** Begin QUOTED PASSAGE **

Enter the 24 hour Stoke Bender bus. A La Tomatina quickie if you will, complete with seedy orifices.
3am:
You’re standing outside the Hard Rock Cafe in Placa Catalunya, your designated meeting point. The delicious smells of street samosas fill your nostrils, blocking out the smell of urine wafting from Las Ramblas. You cave, although spicy food before a bus trip seems a little risky. Those vendors can be damn convincing. You work out which charismatic babe (the Canadian? The Australian? The Dutchie? The Kiwi pretending to be French?!) is guiding your bus and get your “wristie”. You’re Stoke’s now. There won’t be a piss-stop for well over an hour. If you get desperate, our guides recommend pissing into an empty sangria bottle in the stairwell of the bus. Ladies, we won’t be offended if you use a rolled-up Stoke mag as a funnel. True story.
4:30am:
You make your first stop at an enormous cafeteria in the middle of nowhere. What will you choose, a vino blanco or a chocolate croissant? The hardest decision will be to decide if you want to have coffee to stay awake or to pass and pass out. You find out that they’re playing Borat on the bus. You take the coffee. Double shot. Tip: Steal some toilet paper and stuff it into whatever space is available on your person, you won’t find any in the La Tom portaloos.
10am:
Bunol! Hooray! You all pile off the bus. Ensure you’re wearing clothes you don’t like (cos if you like ‘em now, you soon won’t). You follow your guides down the road until you come to the Stoke “pop-up sangria bar”. This is essentially a van where the one-litre cartons of sangria are distributed. If you’re looking a little too clean, the Stokies will be more than willing to generously douse you with sangria. One of us, one of us.
Someone, somewhere in the town is scaling a greasy pole to obtain the elusive Tomatina ham. You’ve almost drunk enough to think that you could probably do it. Just as you down the last of your sangria and let out an almighty belch, a second bang sounds. The ham has been captured and it’s time to pound some flesh (with tomatoes). Nothing like watching people animalistically fight over a piece of meat to really get the liquids flowing.
11am:
A bang signals the beginning of the fight. The crowd is pulsating with the pent-up desire to let the juices run. People are craning to see the tomatoes, someone starts that weird Spanish chant that sounds like the riff from Seven Nation Army. Locals on the balconies above intermittently help moisten the tension with buckets and hoses and you’re begging for it. The distant sound of horns and cheering can mean only that the trucks filled with tomatoes are approaching. You suddenly wonder how a truck could possibly fit through the narrow street packed with people and realise too late that you’re about to be crushed like a pinger in Ibiza. Forget trying to throw the ammunition, for now you’re a slave to the tomato mosh pit. You fall and are righted. You watch a guy take a tomato to the face. The stuff is in your ears, eyes, mouth…and it keeps coming, each truck another wave. You’re laughing and screaming at once, a difficult feat when trying to prevent yourself from swallowing a mouthful of flying ‘mato.

** End QUOTED PASSAGE **
** Begin RECORDED INFORMATION **

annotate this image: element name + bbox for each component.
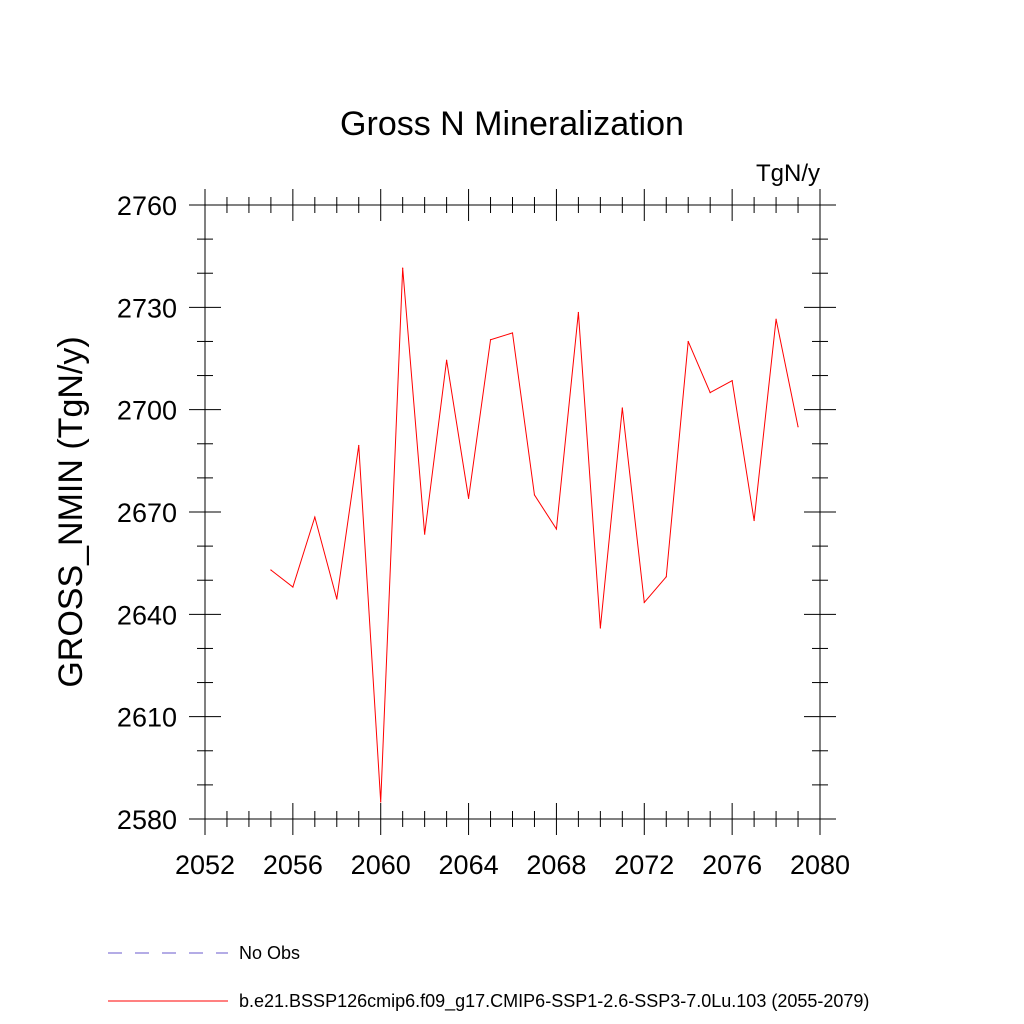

** End RECORDED INFORMATION **

- TO-DO LIST -
a – In the La Tomatina trip account, where is the designated meeting point at 3am?
b – Please carry on the La Tomatina trip account, picking up right after its final sentence.

- OUTPUTS FOR THE TASKS -
a – Outside the Hard Rock Cafe in Placa Catalunya.

b –
11:30am:
The fight quickly steers away from from whole tomatoes seemingly falling from the sky and moves towards all out anarchy with the tomatoey slop that is slowly filling the streets. You’re using anything you can find to dump as much of the stuff on anyone near you: busted pluggers, sunglasses, ripped clothing, crushed Don Simon bottles, limbs, the last of shred of your humanity. Just as soon you’re certain that you have swallowed more seed than a porn star, you hear another bang and the chaos subsides. You did it. You survived. But you can’t say as much for the guy who won the ham, who is passed out and spooning his treasure in the gutter.
12:30pm:
You’re wandering the streets of Bunol frantically, as the tomato on every inch of your clothing begins to dry and you smell like that crusty, half-empty jar of pasta sauce that has been in your fridge for two years. You look like you just left your mother’s womb. A Spanish man is lapping up the attention his garden hose is bringing him from semi-naked, tomatoey girls on the street. You see him sneak in a kiss as they’re struggling to wash the tomato acid out of their eyes. You wonder if this is the first time his hose has ever received any female attention. You use his hose anyway. You figure a sly, wet kiss is a small price to pay to be less like a vine fruit and more like a human. You make your way back to the Stoke bus, and get naked in the carpark. You need to change into your clean clothes or the bus driver will leave you in the carpark to dry out just like Stacey did when she found the U2 album living in her new iPhone. Stacey really dislikes U2.
1pm:
You find yourself back where it all began, safely on the other side of a red whirlwind even more traumatic than your first period. This where you choose your own adventure. Will you keep drinking? Will you pass out? Will you throw up enough bolognese sauce to open your own Italian restaurant? Are you game to step onboard one of Stoke’s Barcelona Boat Parties as soon as you get back?
8pm:
Is it Barcelona? Is it heaven? You unstick your crusty ass from the bus seat and drag one foot in front of the other, towards the ocean. Here, you fall gloriously into waves and even indulge in a mojito from the vendor on the beach. You’re just glad he isn’t selling Bloody Marys. Something catches your eye. It’s that charismatic babe who gave you your “wristie” in the wee hours of that very morning. Charismatic babe beckons towards a Stoke Travel boat moored nearby and mouths something suspiciously like beer and sangria. You’ve never been one to say no.
Did you miss out this year? Join Stoke for La Tomatina 2017!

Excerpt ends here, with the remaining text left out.